_Description of the task_
Write every record out again exactly as given.

────────────────────────────────────────

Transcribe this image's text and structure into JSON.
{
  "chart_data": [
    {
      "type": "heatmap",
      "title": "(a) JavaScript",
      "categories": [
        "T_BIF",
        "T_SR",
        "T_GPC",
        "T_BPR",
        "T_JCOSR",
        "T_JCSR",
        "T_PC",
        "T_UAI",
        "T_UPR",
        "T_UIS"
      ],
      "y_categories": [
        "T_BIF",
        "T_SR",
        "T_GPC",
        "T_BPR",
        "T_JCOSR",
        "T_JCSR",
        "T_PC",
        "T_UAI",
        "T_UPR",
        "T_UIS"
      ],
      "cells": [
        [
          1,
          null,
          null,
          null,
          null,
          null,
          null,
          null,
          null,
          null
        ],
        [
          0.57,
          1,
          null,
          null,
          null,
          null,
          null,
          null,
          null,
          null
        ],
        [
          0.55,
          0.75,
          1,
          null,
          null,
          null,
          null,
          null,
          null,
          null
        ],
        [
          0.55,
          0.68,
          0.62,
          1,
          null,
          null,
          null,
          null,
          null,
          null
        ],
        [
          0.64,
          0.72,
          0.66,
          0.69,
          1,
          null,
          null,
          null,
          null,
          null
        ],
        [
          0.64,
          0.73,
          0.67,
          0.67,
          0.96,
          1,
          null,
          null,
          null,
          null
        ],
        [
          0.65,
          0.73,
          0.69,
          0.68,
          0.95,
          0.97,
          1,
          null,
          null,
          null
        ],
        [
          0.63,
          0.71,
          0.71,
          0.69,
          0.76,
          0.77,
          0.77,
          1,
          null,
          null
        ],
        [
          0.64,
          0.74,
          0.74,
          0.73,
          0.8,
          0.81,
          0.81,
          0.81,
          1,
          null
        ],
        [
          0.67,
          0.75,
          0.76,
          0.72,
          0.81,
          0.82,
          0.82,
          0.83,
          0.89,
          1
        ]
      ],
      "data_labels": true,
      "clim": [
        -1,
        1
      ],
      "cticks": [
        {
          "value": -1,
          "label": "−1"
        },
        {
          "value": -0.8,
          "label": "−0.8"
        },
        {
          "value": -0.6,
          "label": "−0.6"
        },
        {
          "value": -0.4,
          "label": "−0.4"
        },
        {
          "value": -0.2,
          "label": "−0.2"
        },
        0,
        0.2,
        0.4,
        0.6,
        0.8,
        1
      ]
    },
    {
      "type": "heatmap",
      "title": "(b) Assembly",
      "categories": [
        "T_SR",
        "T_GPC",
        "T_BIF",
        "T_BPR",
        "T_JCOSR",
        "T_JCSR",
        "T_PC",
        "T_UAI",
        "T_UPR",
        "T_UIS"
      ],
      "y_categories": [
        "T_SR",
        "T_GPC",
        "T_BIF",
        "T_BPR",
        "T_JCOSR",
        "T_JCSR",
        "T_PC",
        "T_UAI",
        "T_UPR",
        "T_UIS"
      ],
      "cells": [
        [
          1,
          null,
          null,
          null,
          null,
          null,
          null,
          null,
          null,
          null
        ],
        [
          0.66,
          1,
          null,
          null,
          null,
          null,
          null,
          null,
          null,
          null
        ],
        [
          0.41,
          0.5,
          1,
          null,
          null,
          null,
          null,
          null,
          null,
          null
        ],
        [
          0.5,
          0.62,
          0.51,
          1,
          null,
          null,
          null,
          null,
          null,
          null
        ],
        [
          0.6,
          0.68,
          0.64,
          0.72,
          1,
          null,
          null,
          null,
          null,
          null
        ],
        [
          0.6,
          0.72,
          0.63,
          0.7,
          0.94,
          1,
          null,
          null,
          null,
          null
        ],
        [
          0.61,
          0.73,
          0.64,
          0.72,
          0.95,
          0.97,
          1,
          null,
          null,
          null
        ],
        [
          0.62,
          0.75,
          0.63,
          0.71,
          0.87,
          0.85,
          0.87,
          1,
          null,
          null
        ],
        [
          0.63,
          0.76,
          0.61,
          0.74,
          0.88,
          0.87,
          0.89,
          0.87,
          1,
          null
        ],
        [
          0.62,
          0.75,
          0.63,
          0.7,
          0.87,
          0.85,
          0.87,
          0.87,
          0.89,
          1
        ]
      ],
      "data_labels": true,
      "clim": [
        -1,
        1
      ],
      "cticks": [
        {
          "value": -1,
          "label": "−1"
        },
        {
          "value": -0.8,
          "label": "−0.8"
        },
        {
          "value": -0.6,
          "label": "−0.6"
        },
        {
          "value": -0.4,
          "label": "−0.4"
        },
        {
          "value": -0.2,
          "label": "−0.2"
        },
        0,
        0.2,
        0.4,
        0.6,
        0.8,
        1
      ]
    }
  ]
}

────────────────────────────────────────

_Output of the task_
Transcribe this image's text and structure into JSON.
{
  "chart_data": [
    {
      "type": "heatmap",
      "title": "(a) JavaScript",
      "categories": [
        "T_BIF",
        "T_SR",
        "T_GPC",
        "T_BPR",
        "T_JCOSR",
        "T_JCSR",
        "T_PC",
        "T_UAI",
        "T_UPR",
        "T_UIS"
      ],
      "y_categories": [
        "T_BIF",
        "T_SR",
        "T_GPC",
        "T_BPR",
        "T_JCOSR",
        "T_JCSR",
        "T_PC",
        "T_UAI",
        "T_UPR",
        "T_UIS"
      ],
      "cells": [
        [
          1,
          null,
          null,
          null,
          null,
          null,
          null,
          null,
          null,
          null
        ],
        [
          0.57,
          1,
          null,
          null,
          null,
          null,
          null,
          null,
          null,
          null
        ],
        [
          0.55,
          0.75,
          1,
          null,
          null,
          null,
          null,
          null,
          null,
          null
        ],
        [
          0.55,
          0.68,
          0.62,
          1,
          null,
          null,
          null,
          null,
          null,
          null
        ],
        [
          0.64,
          0.72,
          0.66,
          0.69,
          1,
          null,
          null,
          null,
          null,
          null
        ],
        [
          0.64,
          0.73,
          0.67,
          0.67,
          0.96,
          1,
          null,
          null,
          null,
          null
        ],
        [
          0.65,
          0.73,
          0.69,
          0.68,
          0.95,
          0.97,
          1,
          null,
          null,
          null
        ],
        [
          0.63,
          0.71,
          0.71,
          0.69,
          0.76,
          0.77,
          0.77,
          1,
          null,
          null
        ],
        [
          0.64,
          0.74,
          0.74,
          0.73,
          0.8,
          0.81,
          0.81,
          0.81,
          1,
          null
        ],
        [
          0.67,
          0.75,
          0.76,
          0.72,
          0.81,
          0.82,
          0.82,
          0.83,
          0.89,
          1
        ]
      ],
      "data_labels": true,
      "clim": [
        -1,
        1
      ],
      "cticks": [
        {
          "value": -1,
          "label": "−1"
        },
        {
          "value": -0.8,
          "label": "−0.8"
        },
        {
          "value": -0.6,
          "label": "−0.6"
        },
        {
          "value": -0.4,
          "label": "−0.4"
        },
        {
          "value": -0.2,
          "label": "−0.2"
        },
        0,
        0.2,
        0.4,
        0.6,
        0.8,
        1
      ]
    },
    {
      "type": "heatmap",
      "title": "(b) Assembly",
      "categories": [
        "T_SR",
        "T_GPC",
        "T_BIF",
        "T_BPR",
        "T_JCOSR",
        "T_JCSR",
        "T_PC",
        "T_UAI",
        "T_UPR",
        "T_UIS"
      ],
      "y_categories": [
        "T_SR",
        "T_GPC",
        "T_BIF",
        "T_BPR",
        "T_JCOSR",
        "T_JCSR",
        "T_PC",
        "T_UAI",
        "T_UPR",
        "T_UIS"
      ],
      "cells": [
        [
          1,
          null,
          null,
          null,
          null,
          null,
          null,
          null,
          null,
          null
        ],
        [
          0.66,
          1,
          null,
          null,
          null,
          null,
          null,
          null,
          null,
          null
        ],
        [
          0.41,
          0.5,
          1,
          null,
          null,
          null,
          null,
          null,
          null,
          null
        ],
        [
          0.5,
          0.62,
          0.51,
          1,
          null,
          null,
          null,
          null,
          null,
          null
        ],
        [
          0.6,
          0.68,
          0.64,
          0.72,
          1,
          null,
          null,
          null,
          null,
          null
        ],
        [
          0.6,
          0.72,
          0.63,
          0.7,
          0.94,
          1,
          null,
          null,
          null,
          null
        ],
        [
          0.61,
          0.73,
          0.64,
          0.72,
          0.95,
          0.97,
          1,
          null,
          null,
          null
        ],
        [
          0.62,
          0.75,
          0.63,
          0.71,
          0.87,
          0.85,
          0.87,
          1,
          null,
          null
        ],
        [
          0.63,
          0.76,
          0.61,
          0.74,
          0.88,
          0.87,
          0.89,
          0.87,
          1,
          null
        ],
        [
          0.62,
          0.75,
          0.63,
          0.7,
          0.87,
          0.85,
          0.87,
          0.87,
          0.89,
          1
        ]
      ],
      "data_labels": true,
      "clim": [
        -1,
        1
      ],
      "cticks": [
        {
          "value": -1,
          "label": "−1"
        },
        {
          "value": -0.8,
          "label": "−0.8"
        },
        {
          "value": -0.6,
          "label": "−0.6"
        },
        {
          "value": -0.4,
          "label": "−0.4"
        },
        {
          "value": -0.2,
          "label": "−0.2"
        },
        0,
        0.2,
        0.4,
        0.6,
        0.8,
        1
      ]
    }
  ]
}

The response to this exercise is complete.